Available records:
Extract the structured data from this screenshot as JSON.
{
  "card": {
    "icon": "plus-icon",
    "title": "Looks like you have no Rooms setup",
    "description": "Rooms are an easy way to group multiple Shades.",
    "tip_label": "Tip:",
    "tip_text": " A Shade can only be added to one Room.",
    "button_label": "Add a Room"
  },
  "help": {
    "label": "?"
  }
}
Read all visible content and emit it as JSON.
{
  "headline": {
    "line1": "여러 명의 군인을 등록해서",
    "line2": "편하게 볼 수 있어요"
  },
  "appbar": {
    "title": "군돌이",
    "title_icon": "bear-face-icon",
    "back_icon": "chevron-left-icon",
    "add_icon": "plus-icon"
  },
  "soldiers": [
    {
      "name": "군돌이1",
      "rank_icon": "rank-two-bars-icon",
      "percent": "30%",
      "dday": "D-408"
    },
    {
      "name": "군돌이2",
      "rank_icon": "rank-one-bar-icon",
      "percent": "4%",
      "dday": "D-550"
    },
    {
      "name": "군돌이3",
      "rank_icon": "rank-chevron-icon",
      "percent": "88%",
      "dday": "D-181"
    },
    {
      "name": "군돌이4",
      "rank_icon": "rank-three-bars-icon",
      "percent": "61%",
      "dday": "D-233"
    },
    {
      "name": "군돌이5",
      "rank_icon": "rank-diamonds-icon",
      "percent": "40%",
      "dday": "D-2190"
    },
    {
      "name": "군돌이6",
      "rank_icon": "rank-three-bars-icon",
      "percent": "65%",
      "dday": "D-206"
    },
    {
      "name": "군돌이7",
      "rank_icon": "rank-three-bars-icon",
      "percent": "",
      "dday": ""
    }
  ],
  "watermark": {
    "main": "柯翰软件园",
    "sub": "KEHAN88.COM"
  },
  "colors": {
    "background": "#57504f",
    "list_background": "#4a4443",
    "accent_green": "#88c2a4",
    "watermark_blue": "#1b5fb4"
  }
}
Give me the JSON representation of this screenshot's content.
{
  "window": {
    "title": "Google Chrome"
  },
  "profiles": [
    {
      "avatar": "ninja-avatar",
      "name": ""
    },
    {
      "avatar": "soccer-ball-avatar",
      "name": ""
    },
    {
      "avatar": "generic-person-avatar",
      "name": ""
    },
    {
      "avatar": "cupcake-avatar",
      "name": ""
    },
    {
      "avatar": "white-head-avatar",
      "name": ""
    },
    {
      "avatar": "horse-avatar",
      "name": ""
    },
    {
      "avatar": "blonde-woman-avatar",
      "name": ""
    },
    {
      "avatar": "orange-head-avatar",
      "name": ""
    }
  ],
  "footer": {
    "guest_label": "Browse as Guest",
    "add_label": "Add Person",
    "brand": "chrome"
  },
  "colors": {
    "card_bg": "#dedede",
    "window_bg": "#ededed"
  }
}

Goal of the exercise: Collect every line with the string "screenshot" from the records, and copy each.

Solution for this exercise:
Extract the structured data from this screenshot as JSON.
Give me the JSON representation of this screenshot's content.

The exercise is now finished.